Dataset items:
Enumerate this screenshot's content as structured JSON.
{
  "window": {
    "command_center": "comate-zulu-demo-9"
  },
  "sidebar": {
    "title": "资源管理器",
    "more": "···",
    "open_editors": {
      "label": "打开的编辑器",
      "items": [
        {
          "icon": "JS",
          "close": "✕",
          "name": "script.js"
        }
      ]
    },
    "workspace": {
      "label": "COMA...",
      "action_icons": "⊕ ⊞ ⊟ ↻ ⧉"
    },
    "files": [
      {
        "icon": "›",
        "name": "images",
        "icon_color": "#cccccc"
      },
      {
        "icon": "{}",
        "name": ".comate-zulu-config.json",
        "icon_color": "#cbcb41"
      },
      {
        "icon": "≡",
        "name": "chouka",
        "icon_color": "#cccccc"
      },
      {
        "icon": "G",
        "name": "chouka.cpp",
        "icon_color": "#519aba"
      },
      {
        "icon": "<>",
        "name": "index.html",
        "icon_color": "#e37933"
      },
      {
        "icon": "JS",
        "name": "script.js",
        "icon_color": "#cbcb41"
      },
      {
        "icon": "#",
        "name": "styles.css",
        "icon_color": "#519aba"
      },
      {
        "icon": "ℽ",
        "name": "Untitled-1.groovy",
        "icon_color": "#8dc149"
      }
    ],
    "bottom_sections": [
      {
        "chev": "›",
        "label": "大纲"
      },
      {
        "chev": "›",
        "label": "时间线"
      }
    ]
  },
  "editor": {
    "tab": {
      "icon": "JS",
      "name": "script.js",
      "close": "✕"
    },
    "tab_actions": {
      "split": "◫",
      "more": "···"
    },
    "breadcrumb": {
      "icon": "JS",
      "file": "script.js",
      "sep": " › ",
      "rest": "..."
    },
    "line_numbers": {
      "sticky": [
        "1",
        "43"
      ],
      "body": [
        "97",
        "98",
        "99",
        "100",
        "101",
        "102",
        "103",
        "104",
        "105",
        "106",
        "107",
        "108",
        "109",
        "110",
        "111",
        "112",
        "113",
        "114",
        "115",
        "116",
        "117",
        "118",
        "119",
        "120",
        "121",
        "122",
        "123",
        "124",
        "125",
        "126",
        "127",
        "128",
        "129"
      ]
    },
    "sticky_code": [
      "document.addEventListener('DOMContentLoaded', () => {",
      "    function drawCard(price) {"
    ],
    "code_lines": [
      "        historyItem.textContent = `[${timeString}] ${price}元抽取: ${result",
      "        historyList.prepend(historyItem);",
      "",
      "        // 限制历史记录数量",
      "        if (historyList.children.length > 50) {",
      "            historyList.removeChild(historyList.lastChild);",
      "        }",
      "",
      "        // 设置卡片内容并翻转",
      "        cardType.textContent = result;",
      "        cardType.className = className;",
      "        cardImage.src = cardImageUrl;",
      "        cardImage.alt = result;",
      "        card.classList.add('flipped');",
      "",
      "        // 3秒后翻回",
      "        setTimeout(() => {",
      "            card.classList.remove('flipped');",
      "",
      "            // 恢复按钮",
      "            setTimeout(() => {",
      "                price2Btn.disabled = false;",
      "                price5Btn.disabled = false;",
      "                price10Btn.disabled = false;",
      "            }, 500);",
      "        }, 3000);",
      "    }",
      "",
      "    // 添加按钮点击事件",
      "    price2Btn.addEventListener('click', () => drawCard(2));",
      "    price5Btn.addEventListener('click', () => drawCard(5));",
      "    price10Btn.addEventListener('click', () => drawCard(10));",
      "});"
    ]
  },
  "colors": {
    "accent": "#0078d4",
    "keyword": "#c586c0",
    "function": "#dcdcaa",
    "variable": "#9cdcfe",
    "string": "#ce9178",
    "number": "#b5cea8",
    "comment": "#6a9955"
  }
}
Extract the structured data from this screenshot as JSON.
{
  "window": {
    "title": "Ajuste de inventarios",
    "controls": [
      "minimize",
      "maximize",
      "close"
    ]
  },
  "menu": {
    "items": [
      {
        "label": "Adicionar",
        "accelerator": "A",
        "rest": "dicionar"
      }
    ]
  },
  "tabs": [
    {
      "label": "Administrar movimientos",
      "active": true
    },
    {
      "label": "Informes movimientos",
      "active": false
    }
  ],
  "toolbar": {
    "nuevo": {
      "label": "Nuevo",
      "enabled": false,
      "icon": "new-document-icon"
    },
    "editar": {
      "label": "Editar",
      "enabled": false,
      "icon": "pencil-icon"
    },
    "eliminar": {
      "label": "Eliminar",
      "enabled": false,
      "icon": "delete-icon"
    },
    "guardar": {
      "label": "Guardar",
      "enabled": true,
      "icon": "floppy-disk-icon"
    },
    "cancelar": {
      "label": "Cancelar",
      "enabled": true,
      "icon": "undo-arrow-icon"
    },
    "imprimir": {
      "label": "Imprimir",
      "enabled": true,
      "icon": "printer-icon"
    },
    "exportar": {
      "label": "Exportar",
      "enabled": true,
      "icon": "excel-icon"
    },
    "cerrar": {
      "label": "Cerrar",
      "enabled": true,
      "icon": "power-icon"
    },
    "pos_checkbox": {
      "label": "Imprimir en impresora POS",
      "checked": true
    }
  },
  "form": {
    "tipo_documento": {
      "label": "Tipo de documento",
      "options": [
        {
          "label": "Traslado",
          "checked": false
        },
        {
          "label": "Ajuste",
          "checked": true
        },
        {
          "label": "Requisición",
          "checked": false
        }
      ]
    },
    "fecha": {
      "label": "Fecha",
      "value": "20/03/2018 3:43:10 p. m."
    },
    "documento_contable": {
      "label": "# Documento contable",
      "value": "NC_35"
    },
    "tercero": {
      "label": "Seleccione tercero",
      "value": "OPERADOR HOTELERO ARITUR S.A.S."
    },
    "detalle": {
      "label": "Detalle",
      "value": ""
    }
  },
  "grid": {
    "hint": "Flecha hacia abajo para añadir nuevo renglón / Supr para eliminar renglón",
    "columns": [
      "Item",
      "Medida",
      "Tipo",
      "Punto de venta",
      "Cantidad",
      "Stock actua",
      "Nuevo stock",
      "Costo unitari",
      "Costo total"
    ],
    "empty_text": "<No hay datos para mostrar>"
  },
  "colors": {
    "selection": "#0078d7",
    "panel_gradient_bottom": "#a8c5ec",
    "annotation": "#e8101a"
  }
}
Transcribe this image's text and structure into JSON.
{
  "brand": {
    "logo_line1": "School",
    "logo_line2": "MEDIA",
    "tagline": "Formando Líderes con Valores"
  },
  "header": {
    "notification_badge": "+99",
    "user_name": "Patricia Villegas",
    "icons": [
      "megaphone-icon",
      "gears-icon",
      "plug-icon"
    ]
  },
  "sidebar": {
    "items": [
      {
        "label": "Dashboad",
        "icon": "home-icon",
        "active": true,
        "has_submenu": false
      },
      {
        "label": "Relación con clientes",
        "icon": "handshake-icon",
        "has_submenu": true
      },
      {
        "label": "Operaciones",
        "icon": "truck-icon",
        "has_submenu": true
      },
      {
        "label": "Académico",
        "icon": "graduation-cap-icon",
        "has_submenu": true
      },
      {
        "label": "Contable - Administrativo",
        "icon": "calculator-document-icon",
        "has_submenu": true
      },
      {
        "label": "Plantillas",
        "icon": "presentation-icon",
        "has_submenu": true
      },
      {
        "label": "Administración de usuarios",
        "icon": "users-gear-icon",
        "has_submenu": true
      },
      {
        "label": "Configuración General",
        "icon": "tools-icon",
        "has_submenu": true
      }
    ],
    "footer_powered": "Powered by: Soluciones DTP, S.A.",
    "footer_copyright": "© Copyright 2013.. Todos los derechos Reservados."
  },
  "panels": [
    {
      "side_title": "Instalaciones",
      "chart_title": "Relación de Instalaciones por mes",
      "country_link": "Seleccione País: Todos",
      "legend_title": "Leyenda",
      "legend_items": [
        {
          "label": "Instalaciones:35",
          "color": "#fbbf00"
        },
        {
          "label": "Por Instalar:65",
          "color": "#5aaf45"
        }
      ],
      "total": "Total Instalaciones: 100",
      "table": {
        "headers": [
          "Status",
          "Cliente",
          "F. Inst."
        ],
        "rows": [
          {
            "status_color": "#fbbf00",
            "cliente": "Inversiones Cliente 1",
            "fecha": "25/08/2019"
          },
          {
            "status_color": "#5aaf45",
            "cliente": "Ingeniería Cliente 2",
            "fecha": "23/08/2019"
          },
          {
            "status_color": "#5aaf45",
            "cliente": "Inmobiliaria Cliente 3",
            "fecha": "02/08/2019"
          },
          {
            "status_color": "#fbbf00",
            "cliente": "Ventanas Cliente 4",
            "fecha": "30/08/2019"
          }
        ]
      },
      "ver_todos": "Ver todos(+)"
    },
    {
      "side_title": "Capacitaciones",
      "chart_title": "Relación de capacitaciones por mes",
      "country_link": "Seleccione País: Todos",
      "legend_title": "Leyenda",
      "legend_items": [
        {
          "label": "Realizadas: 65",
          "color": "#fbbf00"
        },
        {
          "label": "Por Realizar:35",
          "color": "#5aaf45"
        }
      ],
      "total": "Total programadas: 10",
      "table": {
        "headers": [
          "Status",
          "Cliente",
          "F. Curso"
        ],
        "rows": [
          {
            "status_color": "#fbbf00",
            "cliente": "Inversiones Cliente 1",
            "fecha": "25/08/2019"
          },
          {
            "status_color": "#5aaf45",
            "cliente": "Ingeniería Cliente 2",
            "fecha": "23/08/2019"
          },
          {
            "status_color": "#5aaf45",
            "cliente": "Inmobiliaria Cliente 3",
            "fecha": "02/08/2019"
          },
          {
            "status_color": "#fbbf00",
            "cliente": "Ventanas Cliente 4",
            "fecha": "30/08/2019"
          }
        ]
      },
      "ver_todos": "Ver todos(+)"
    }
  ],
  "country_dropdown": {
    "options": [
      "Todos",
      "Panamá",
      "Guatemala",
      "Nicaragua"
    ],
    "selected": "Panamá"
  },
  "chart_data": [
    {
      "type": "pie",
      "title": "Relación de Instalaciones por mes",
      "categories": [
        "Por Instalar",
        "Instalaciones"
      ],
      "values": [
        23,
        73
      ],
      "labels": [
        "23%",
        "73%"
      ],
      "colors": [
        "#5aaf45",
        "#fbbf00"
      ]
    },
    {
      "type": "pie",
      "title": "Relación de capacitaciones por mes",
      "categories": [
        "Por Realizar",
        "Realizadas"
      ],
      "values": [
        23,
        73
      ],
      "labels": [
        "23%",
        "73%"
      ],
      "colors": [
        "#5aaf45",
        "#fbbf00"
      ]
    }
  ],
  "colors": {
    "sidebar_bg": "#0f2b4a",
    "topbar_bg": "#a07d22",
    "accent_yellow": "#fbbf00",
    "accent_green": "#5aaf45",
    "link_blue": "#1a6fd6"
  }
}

▸ **WORK REQUIRED**:
Find the word "drawCard" in the data and copy out each line where it turns up.

▸ **PROBLEM SOLUTION**:
      "    function drawCard(price) {"
      "    price2Btn.addEventListener('click', () => drawCard(2));",
      "    price5Btn.addEventListener('click', () => drawCard(5));",
      "    price10Btn.addEventListener('click', () => drawCard(10));",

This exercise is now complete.